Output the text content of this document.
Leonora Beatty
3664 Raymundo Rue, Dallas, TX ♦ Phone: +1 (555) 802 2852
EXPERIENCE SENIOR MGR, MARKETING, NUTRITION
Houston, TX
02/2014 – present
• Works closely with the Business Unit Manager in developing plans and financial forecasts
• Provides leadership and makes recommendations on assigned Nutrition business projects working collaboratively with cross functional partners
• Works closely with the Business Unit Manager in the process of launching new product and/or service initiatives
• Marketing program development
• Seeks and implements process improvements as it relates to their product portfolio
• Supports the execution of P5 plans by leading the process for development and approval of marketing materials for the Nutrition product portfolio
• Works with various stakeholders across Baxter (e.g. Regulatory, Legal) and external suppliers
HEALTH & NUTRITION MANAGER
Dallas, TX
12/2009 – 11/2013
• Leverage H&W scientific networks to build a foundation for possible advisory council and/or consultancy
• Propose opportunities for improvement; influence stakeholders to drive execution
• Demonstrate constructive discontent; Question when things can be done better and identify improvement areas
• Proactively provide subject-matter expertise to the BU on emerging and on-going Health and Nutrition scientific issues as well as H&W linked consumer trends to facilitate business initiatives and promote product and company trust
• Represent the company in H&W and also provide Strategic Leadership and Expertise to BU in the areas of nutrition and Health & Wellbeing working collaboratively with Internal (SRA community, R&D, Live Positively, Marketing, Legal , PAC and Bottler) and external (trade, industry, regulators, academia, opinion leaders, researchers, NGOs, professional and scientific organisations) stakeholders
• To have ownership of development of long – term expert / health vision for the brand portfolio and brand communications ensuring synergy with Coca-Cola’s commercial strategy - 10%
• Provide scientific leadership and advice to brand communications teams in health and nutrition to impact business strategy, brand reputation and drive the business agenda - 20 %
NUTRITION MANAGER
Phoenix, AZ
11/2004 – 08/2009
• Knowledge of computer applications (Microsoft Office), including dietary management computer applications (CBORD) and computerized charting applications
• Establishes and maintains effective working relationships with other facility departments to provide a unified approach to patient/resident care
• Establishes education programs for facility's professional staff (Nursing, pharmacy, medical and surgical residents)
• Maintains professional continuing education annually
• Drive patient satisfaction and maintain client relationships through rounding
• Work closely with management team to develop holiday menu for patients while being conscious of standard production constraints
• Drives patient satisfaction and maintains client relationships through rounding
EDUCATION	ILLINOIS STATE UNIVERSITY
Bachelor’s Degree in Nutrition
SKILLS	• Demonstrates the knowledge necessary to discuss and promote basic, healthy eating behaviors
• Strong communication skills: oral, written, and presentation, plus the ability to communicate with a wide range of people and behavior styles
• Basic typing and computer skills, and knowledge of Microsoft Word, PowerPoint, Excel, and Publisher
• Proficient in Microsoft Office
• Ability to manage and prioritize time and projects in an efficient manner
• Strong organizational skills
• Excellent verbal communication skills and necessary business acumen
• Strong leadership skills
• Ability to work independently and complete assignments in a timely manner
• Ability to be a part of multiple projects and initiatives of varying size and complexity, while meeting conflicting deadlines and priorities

----------

Every line in the records above that contains the word "Legal" is to be copied out.

__TASK SOLUTION__:
• Works with various stakeholders across Baxter (e.g. Regulatory, Legal) and external suppliers
• Represent the company in H&W and also provide Strategic Leadership and Expertise to BU in the areas of nutrition and Health & Wellbeing working collaboratively with Internal (SRA community, R&D, Live Positively, Marketing, Legal , PAC and Bottler) and external (trade, industry, regulators, academia, opinion leaders, researchers, NGOs, professional and scientific organisations) stakeholders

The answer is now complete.